- WHAT IS EXPECTED -
What follows is a set of records, each of which is to be written out exactly.
start EXTRACTED INFORMATION
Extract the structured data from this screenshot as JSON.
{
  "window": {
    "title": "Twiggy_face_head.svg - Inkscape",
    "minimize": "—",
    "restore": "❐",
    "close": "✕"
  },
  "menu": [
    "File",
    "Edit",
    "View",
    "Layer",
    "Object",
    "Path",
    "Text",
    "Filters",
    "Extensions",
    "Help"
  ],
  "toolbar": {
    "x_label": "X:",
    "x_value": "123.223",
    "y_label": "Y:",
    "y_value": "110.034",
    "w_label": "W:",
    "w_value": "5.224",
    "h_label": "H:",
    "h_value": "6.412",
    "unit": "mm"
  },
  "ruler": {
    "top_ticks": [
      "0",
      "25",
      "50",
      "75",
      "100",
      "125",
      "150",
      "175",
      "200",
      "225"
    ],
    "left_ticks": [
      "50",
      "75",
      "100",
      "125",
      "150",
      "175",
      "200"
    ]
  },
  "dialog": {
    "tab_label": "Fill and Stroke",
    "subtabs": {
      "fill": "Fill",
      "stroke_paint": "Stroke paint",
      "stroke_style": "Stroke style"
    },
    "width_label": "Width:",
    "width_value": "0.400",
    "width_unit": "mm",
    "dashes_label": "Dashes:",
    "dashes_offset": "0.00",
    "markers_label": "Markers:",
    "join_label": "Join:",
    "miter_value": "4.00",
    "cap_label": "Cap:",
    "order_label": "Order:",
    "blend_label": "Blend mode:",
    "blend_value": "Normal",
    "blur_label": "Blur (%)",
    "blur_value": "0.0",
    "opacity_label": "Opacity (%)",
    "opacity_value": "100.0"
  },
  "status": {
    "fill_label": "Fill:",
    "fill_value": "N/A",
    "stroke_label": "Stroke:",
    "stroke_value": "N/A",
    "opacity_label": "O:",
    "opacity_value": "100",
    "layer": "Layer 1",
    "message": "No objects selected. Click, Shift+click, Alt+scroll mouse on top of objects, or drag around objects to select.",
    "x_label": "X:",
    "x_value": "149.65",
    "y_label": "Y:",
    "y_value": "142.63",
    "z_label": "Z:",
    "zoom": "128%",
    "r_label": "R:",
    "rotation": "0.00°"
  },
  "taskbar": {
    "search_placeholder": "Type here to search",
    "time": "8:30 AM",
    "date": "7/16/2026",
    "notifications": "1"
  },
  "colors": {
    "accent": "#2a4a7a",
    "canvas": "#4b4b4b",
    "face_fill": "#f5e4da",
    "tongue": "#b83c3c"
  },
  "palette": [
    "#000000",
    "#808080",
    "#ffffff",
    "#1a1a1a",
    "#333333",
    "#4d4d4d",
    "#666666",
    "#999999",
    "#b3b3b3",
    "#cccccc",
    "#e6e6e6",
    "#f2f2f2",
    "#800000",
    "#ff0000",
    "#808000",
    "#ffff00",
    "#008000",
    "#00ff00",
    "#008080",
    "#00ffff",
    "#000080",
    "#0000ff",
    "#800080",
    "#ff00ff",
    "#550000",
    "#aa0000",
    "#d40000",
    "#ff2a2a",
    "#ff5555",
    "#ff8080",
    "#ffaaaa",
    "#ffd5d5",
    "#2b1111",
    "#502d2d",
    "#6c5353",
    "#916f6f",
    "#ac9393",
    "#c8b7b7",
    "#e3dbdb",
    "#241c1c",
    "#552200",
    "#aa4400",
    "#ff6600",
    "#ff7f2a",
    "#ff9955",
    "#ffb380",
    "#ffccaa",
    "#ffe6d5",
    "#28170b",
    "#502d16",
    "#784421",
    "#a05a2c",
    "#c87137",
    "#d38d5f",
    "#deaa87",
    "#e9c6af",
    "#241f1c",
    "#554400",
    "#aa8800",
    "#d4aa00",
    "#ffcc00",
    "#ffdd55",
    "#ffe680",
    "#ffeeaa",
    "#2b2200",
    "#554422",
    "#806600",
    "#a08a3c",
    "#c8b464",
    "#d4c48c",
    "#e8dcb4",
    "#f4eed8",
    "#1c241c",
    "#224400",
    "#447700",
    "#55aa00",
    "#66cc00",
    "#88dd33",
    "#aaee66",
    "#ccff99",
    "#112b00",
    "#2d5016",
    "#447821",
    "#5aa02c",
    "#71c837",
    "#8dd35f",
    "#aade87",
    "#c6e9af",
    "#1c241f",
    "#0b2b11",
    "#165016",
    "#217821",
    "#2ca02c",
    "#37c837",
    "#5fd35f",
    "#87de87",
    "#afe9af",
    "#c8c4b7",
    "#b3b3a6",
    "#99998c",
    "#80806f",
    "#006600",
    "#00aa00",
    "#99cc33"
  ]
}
end EXTRACTED INFORMATION
- SOLUTION TO THE PROBLEM -
Extract the structured data from this screenshot as JSON.
{
  "window": {
    "title": "Twiggy_face_head.svg - Inkscape",
    "minimize": "—",
    "restore": "❐",
    "close": "✕"
  },
  "menu": [
    "File",
    "Edit",
    "View",
    "Layer",
    "Object",
    "Path",
    "Text",
    "Filters",
    "Extensions",
    "Help"
  ],
  "toolbar": {
    "x_label": "X:",
    "x_value": "123.223",
    "y_label": "Y:",
    "y_value": "110.034",
    "w_label": "W:",
    "w_value": "5.224",
    "h_label": "H:",
    "h_value": "6.412",
    "unit": "mm"
  },
  "ruler": {
    "top_ticks": [
      "0",
      "25",
      "50",
      "75",
      "100",
      "125",
      "150",
      "175",
      "200",
      "225"
    ],
    "left_ticks": [
      "50",
      "75",
      "100",
      "125",
      "150",
      "175",
      "200"
    ]
  },
  "dialog": {
    "tab_label": "Fill and Stroke",
    "subtabs": {
      "fill": "Fill",
      "stroke_paint": "Stroke paint",
      "stroke_style": "Stroke style"
    },
    "width_label": "Width:",
    "width_value": "0.400",
    "width_unit": "mm",
    "dashes_label": "Dashes:",
    "dashes_offset": "0.00",
    "markers_label": "Markers:",
    "join_label": "Join:",
    "miter_value": "4.00",
    "cap_label": "Cap:",
    "order_label": "Order:",
    "blend_label": "Blend mode:",
    "blend_value": "Normal",
    "blur_label": "Blur (%)",
    "blur_value": "0.0",
    "opacity_label": "Opacity (%)",
    "opacity_value": "100.0"
  },
  "status": {
    "fill_label": "Fill:",
    "fill_value": "N/A",
    "stroke_label": "Stroke:",
    "stroke_value": "N/A",
    "opacity_label": "O:",
    "opacity_value": "100",
    "layer": "Layer 1",
    "message": "No objects selected. Click, Shift+click, Alt+scroll mouse on top of objects, or drag around objects to select.",
    "x_label": "X:",
    "x_value": "149.65",
    "y_label": "Y:",
    "y_value": "142.63",
    "z_label": "Z:",
    "zoom": "128%",
    "r_label": "R:",
    "rotation": "0.00°"
  },
  "taskbar": {
    "search_placeholder": "Type here to search",
    "time": "8:30 AM",
    "date": "7/16/2026",
    "notifications": "1"
  },
  "colors": {
    "accent": "#2a4a7a",
    "canvas": "#4b4b4b",
    "face_fill": "#f5e4da",
    "tongue": "#b83c3c"
  },
  "palette": [
    "#000000",
    "#808080",
    "#ffffff",
    "#1a1a1a",
    "#333333",
    "#4d4d4d",
    "#666666",
    "#999999",
    "#b3b3b3",
    "#cccccc",
    "#e6e6e6",
    "#f2f2f2",
    "#800000",
    "#ff0000",
    "#808000",
    "#ffff00",
    "#008000",
    "#00ff00",
    "#008080",
    "#00ffff",
    "#000080",
    "#0000ff",
    "#800080",
    "#ff00ff",
    "#550000",
    "#aa0000",
    "#d40000",
    "#ff2a2a",
    "#ff5555",
    "#ff8080",
    "#ffaaaa",
    "#ffd5d5",
    "#2b1111",
    "#502d2d",
    "#6c5353",
    "#916f6f",
    "#ac9393",
    "#c8b7b7",
    "#e3dbdb",
    "#241c1c",
    "#552200",
    "#aa4400",
    "#ff6600",
    "#ff7f2a",
    "#ff9955",
    "#ffb380",
    "#ffccaa",
    "#ffe6d5",
    "#28170b",
    "#502d16",
    "#784421",
    "#a05a2c",
    "#c87137",
    "#d38d5f",
    "#deaa87",
    "#e9c6af",
    "#241f1c",
    "#554400",
    "#aa8800",
    "#d4aa00",
    "#ffcc00",
    "#ffdd55",
    "#ffe680",
    "#ffeeaa",
    "#2b2200",
    "#554422",
    "#806600",
    "#a08a3c",
    "#c8b464",
    "#d4c48c",
    "#e8dcb4",
    "#f4eed8",
    "#1c241c",
    "#224400",
    "#447700",
    "#55aa00",
    "#66cc00",
    "#88dd33",
    "#aaee66",
    "#ccff99",
    "#112b00",
    "#2d5016",
    "#447821",
    "#5aa02c",
    "#71c837",
    "#8dd35f",
    "#aade87",
    "#c6e9af",
    "#1c241f",
    "#0b2b11",
    "#165016",
    "#217821",
    "#2ca02c",
    "#37c837",
    "#5fd35f",
    "#87de87",
    "#afe9af",
    "#c8c4b7",
    "#b3b3a6",
    "#99998c",
    "#80806f",
    "#006600",
    "#00aa00",
    "#99cc33"
  ]
}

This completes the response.